Stated exercise →
Retype the records verbatim from the line with "Patent image size: (727, 627)." up to and including the line with "The annular groove 12e is at (400, 357).".

Provided material →

----

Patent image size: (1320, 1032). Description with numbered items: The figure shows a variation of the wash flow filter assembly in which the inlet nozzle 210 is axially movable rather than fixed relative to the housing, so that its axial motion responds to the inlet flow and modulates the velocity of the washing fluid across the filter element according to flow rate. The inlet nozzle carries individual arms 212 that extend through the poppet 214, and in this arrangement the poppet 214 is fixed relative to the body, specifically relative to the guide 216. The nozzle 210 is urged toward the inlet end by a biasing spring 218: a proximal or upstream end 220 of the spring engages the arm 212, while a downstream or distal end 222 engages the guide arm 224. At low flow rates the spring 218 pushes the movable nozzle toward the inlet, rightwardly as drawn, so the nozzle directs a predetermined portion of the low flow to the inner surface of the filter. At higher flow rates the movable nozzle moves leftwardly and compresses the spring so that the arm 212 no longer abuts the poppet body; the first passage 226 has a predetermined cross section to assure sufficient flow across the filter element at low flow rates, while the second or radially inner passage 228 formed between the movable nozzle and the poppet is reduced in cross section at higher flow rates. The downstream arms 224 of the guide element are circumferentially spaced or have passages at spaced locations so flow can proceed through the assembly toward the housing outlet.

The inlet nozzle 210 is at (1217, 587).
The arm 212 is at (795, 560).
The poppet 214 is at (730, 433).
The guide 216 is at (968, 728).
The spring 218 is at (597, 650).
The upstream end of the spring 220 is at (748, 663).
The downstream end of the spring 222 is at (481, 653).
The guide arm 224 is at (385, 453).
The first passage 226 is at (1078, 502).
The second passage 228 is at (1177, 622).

----

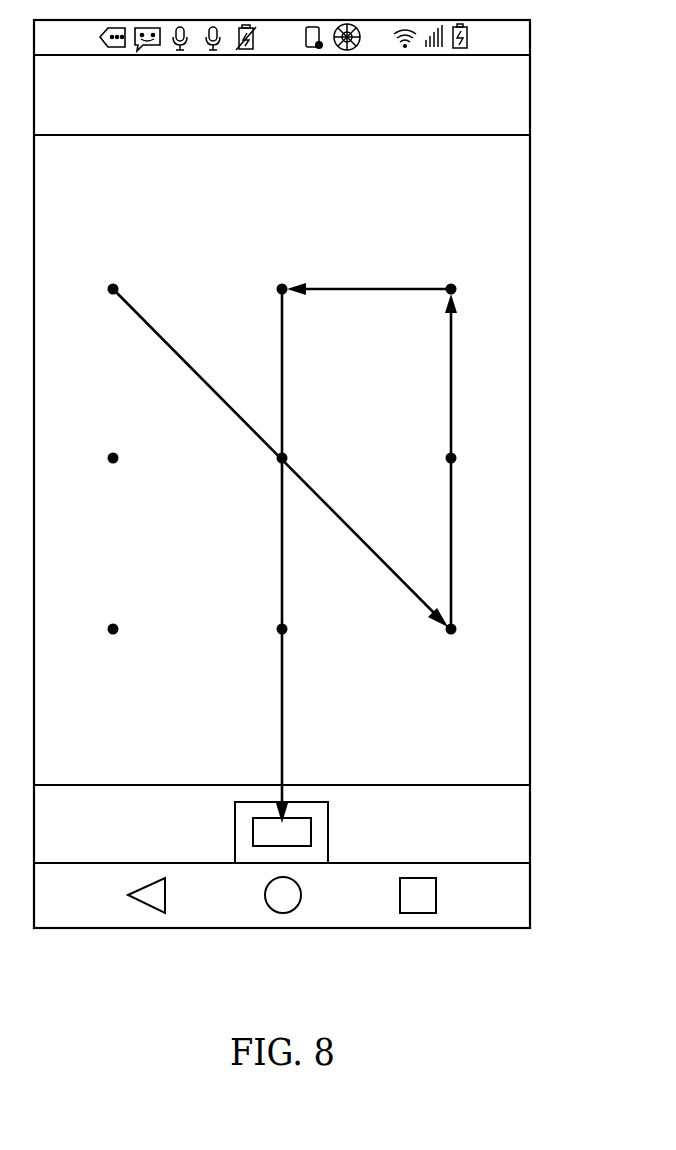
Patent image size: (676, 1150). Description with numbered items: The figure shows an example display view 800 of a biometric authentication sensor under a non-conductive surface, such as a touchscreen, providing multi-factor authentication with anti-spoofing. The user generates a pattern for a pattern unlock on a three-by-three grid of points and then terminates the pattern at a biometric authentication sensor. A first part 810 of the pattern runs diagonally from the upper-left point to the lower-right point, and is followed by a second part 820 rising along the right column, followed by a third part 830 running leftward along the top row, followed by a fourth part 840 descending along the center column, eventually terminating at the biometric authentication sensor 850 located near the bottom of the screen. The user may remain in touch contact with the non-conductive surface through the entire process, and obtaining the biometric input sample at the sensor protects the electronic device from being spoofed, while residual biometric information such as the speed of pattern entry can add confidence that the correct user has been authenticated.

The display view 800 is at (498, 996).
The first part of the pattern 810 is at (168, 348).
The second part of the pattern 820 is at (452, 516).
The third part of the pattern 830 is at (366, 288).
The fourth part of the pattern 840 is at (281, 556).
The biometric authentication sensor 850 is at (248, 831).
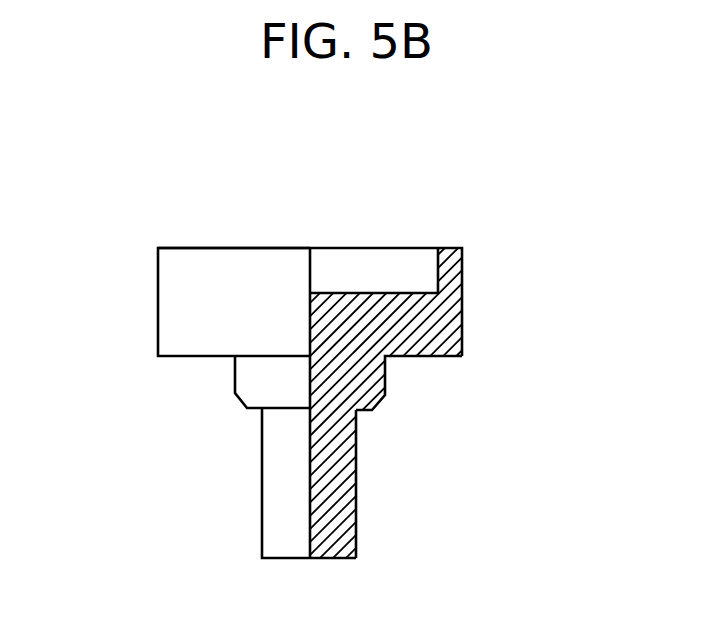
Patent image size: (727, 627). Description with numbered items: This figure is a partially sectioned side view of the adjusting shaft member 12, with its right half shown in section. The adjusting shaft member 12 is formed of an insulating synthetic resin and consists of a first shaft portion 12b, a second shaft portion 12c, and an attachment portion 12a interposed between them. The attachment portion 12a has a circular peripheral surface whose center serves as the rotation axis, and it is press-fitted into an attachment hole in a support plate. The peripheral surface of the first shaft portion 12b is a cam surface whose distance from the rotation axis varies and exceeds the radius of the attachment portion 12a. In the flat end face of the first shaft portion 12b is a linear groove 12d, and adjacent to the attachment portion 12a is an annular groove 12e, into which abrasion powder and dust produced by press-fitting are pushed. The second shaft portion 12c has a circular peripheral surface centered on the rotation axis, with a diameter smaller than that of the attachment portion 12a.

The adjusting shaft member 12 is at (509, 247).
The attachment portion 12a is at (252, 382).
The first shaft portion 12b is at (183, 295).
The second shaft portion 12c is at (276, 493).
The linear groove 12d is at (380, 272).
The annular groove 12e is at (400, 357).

----

Answer to this problem →
Patent image size: (727, 627). Description with numbered items: This figure is a partially sectioned side view of the adjusting shaft member 12, with its right half shown in section. The adjusting shaft member 12 is formed of an insulating synthetic resin and consists of a first shaft portion 12b, a second shaft portion 12c, and an attachment portion 12a interposed between them. The attachment portion 12a has a circular peripheral surface whose center serves as the rotation axis, and it is press-fitted into an attachment hole in a support plate. The peripheral surface of the first shaft portion 12b is a cam surface whose distance from the rotation axis varies and exceeds the radius of the attachment portion 12a. In the flat end face of the first shaft portion 12b is a linear groove 12d, and adjacent to the attachment portion 12a is an annular groove 12e, into which abrasion powder and dust produced by press-fitting are pushed. The second shaft portion 12c has a circular peripheral surface centered on the rotation axis, with a diameter smaller than that of the attachment portion 12a.

The adjusting shaft member 12 is at (509, 247).
The attachment portion 12a is at (252, 382).
The first shaft portion 12b is at (183, 295).
The second shaft portion 12c is at (276, 493).
The linear groove 12d is at (380, 272).
The annular groove 12e is at (400, 357).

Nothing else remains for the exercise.